Repeat every line of the data exactly, but not the pictures.
# START OF Data provided
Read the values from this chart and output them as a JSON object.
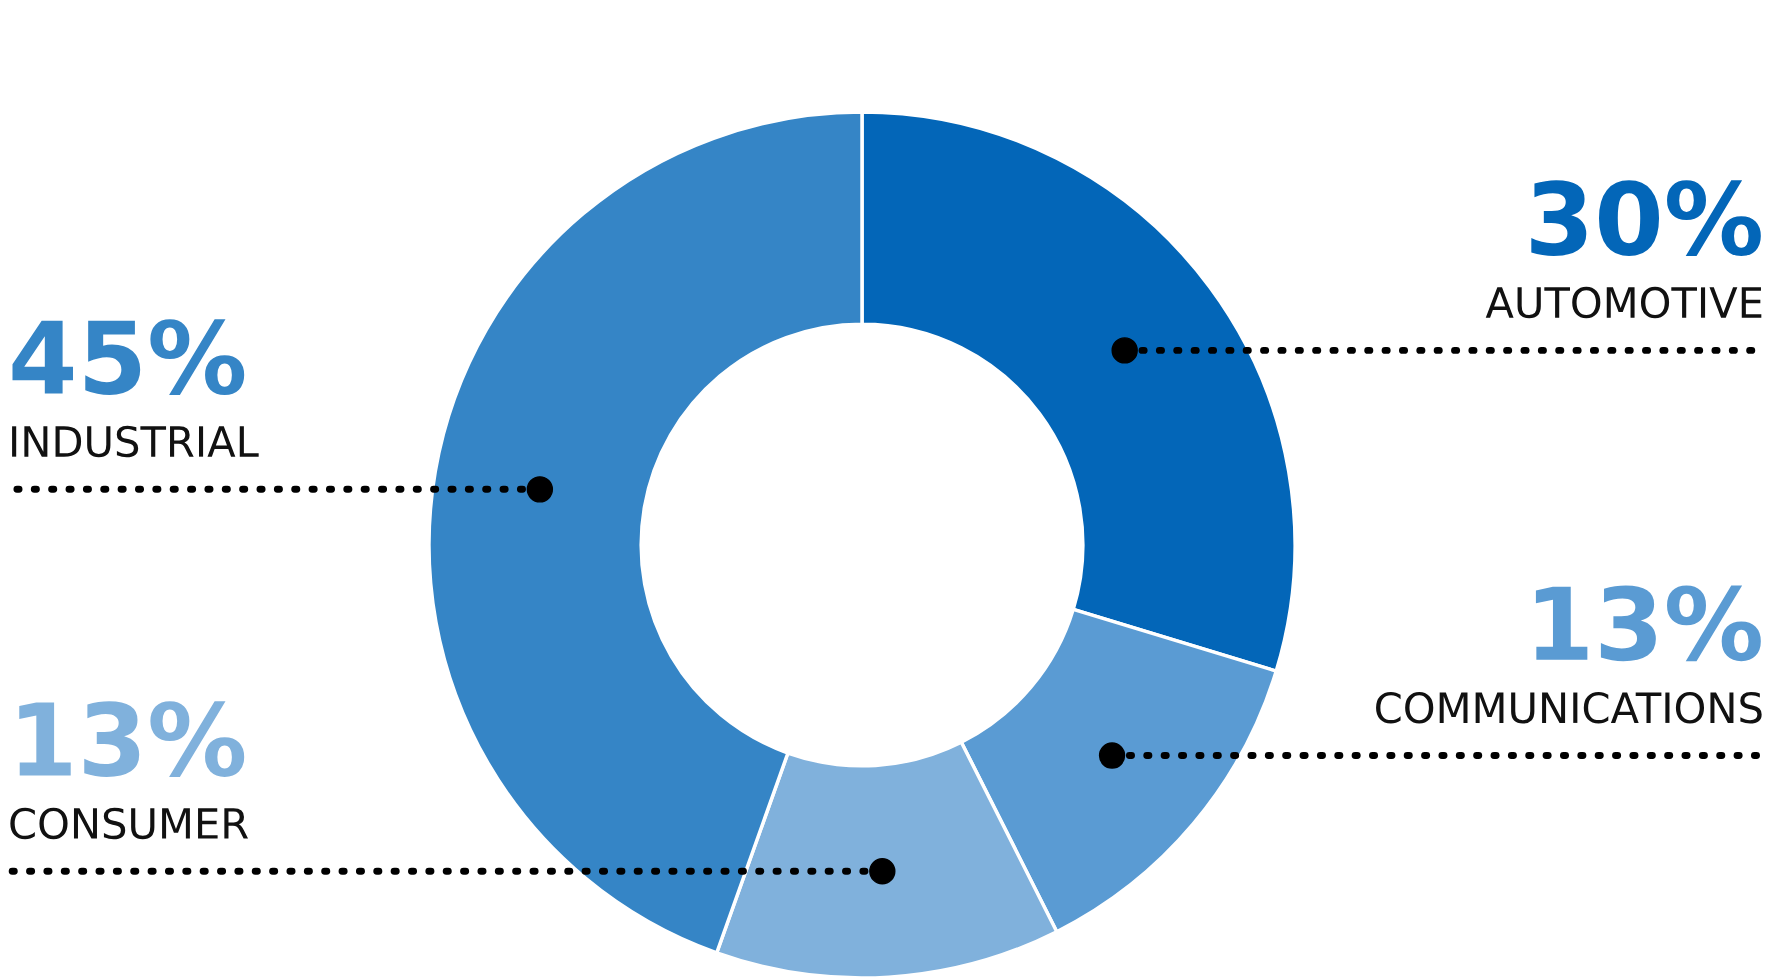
{
  "chart_data": {
    "type": "donut",
    "categories": [
      "AUTOMOTIVE",
      "COMMUNICATIONS",
      "CONSUMER",
      "INDUSTRIAL"
    ],
    "values": [
      30,
      13,
      13,
      45
    ],
    "colors": [
      "#0366b8",
      "#5a9bd3",
      "#80b1dc",
      "#3585c6"
    ],
    "value_labels": [
      "30%",
      "13%",
      "13%",
      "45%"
    ]
  }
}
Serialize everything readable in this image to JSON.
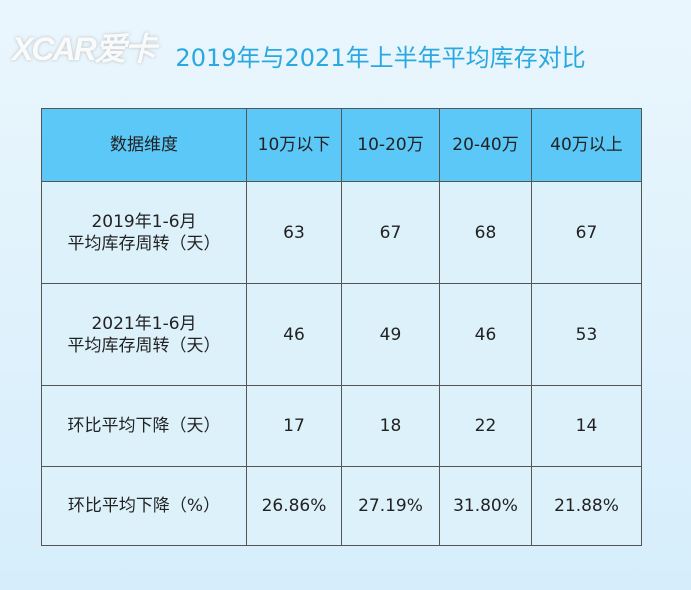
{
  "title": "2019年与2021年上半年平均库存对比",
  "watermark": "XCAR爱卡",
  "chart_data": {
    "type": "table",
    "title": "2019年与2021年上半年平均库存对比",
    "columns": [
      "数据维度",
      "10万以下",
      "10-20万",
      "20-40万",
      "40万以上"
    ],
    "rows": [
      {
        "label": [
          "2019年1-6月",
          "平均库存周转（天）"
        ],
        "values": [
          "63",
          "67",
          "68",
          "67"
        ]
      },
      {
        "label": [
          "2021年1-6月",
          "平均库存周转（天）"
        ],
        "values": [
          "46",
          "49",
          "46",
          "53"
        ]
      },
      {
        "label": [
          "环比平均下降（天）"
        ],
        "values": [
          "17",
          "18",
          "22",
          "14"
        ]
      },
      {
        "label": [
          "环比平均下降（%）"
        ],
        "values": [
          "26.86%",
          "27.19%",
          "31.80%",
          "21.88%"
        ]
      }
    ]
  }
}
# END OF Data provided
*Full response*:
Read the values from this chart and output them as a JSON object.
{
  "chart_data": {
    "type": "donut",
    "categories": [
      "AUTOMOTIVE",
      "COMMUNICATIONS",
      "CONSUMER",
      "INDUSTRIAL"
    ],
    "values": [
      30,
      13,
      13,
      45
    ],
    "colors": [
      "#0366b8",
      "#5a9bd3",
      "#80b1dc",
      "#3585c6"
    ],
    "value_labels": [
      "30%",
      "13%",
      "13%",
      "45%"
    ]
  }
}
Serialize everything readable in this image to JSON.
{
  "title": "2019年与2021年上半年平均库存对比",
  "watermark": "XCAR爱卡",
  "chart_data": {
    "type": "table",
    "title": "2019年与2021年上半年平均库存对比",
    "columns": [
      "数据维度",
      "10万以下",
      "10-20万",
      "20-40万",
      "40万以上"
    ],
    "rows": [
      {
        "label": [
          "2019年1-6月",
          "平均库存周转（天）"
        ],
        "values": [
          "63",
          "67",
          "68",
          "67"
        ]
      },
      {
        "label": [
          "2021年1-6月",
          "平均库存周转（天）"
        ],
        "values": [
          "46",
          "49",
          "46",
          "53"
        ]
      },
      {
        "label": [
          "环比平均下降（天）"
        ],
        "values": [
          "17",
          "18",
          "22",
          "14"
        ]
      },
      {
        "label": [
          "环比平均下降（%）"
        ],
        "values": [
          "26.86%",
          "27.19%",
          "31.80%",
          "21.88%"
        ]
      }
    ]
  }
}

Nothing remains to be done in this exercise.